Exercise objective:
Pick out each line with the word "name" from the material that follows.

Materials provided:
»»
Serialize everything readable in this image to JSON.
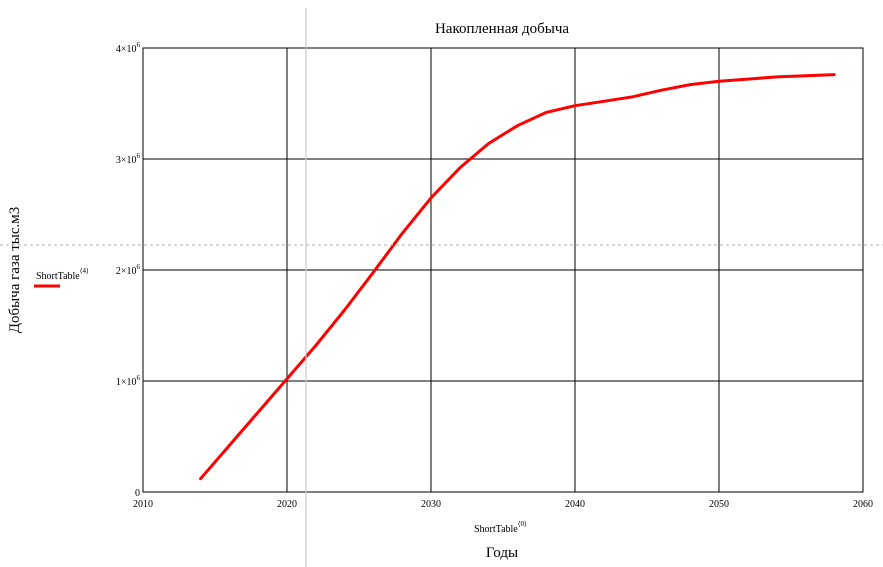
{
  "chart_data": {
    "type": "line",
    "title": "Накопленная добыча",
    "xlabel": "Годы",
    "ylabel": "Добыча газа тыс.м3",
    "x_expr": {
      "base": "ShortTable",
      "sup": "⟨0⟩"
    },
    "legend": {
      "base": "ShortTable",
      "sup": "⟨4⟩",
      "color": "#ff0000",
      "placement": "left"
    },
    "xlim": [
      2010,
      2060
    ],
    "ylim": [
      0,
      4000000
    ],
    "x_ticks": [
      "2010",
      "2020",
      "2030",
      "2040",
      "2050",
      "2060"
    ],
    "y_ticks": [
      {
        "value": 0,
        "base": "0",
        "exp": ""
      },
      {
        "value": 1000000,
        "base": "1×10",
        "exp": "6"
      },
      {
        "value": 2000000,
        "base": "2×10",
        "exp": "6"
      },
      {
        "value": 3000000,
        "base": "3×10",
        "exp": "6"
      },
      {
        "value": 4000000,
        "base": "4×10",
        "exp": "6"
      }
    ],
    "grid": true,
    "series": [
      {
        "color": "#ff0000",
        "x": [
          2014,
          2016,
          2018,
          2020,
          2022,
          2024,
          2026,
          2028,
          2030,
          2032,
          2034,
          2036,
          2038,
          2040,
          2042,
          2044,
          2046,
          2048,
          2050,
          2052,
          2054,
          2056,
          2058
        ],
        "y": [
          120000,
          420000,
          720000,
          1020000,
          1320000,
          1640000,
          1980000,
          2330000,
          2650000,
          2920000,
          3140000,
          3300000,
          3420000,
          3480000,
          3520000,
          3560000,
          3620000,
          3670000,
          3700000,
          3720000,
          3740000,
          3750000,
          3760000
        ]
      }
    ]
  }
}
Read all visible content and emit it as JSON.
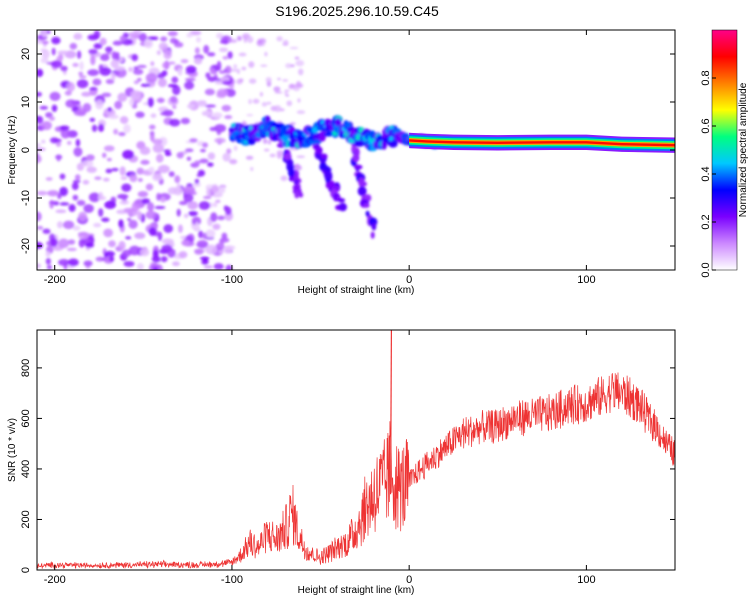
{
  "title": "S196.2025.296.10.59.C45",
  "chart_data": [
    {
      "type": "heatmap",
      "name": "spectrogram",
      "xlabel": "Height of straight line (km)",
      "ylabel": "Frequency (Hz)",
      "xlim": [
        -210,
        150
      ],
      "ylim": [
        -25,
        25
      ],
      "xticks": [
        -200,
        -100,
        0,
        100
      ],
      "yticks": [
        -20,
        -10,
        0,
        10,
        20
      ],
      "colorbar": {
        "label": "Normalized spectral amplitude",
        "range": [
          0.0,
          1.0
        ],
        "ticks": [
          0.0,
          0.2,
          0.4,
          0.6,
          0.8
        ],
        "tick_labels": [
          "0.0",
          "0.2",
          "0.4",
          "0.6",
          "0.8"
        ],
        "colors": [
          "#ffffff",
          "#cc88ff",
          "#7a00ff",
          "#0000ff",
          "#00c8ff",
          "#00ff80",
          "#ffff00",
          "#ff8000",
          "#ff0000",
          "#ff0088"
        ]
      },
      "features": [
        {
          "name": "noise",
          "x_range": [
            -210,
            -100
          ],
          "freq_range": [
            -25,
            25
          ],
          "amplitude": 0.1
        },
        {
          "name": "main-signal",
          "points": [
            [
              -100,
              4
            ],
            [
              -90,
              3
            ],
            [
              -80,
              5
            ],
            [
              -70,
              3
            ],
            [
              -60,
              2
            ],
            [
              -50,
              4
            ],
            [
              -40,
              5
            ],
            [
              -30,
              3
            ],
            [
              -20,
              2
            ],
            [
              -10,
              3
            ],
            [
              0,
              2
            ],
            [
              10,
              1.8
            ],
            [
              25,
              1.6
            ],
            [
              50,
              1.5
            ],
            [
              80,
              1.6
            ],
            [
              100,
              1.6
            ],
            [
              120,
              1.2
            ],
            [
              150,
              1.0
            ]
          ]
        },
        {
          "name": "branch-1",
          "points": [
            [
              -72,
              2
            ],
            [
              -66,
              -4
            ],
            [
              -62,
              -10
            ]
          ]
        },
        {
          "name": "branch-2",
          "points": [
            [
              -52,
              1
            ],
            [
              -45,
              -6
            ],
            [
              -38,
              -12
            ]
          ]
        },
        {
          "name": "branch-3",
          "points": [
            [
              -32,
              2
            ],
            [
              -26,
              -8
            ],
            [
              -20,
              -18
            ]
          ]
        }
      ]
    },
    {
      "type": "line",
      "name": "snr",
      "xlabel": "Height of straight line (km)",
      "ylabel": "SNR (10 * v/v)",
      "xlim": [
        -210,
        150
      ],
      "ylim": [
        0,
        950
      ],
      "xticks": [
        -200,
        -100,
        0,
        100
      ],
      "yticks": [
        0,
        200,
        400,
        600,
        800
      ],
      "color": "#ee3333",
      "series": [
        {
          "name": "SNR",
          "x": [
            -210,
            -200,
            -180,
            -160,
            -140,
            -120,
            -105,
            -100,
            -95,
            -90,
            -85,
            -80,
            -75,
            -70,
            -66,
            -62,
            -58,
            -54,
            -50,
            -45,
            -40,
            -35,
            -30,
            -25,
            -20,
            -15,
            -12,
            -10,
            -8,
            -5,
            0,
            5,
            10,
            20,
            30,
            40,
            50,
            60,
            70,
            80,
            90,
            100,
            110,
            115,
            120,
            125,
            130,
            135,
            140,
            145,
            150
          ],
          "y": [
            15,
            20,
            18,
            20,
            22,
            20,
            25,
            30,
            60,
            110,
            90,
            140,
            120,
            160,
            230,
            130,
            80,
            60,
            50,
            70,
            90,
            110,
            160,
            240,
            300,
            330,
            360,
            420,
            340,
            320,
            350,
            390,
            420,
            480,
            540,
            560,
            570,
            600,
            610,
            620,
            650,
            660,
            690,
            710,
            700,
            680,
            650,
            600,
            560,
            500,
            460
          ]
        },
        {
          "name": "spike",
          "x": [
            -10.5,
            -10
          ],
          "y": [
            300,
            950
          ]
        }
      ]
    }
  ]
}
««
Answer to the task:
      "name": "spectrogram",
          "name": "noise",
          "name": "main-signal",
          "name": "branch-1",
          "name": "branch-2",
          "name": "branch-3",
      "name": "snr",
          "name": "SNR",
          "name": "spike",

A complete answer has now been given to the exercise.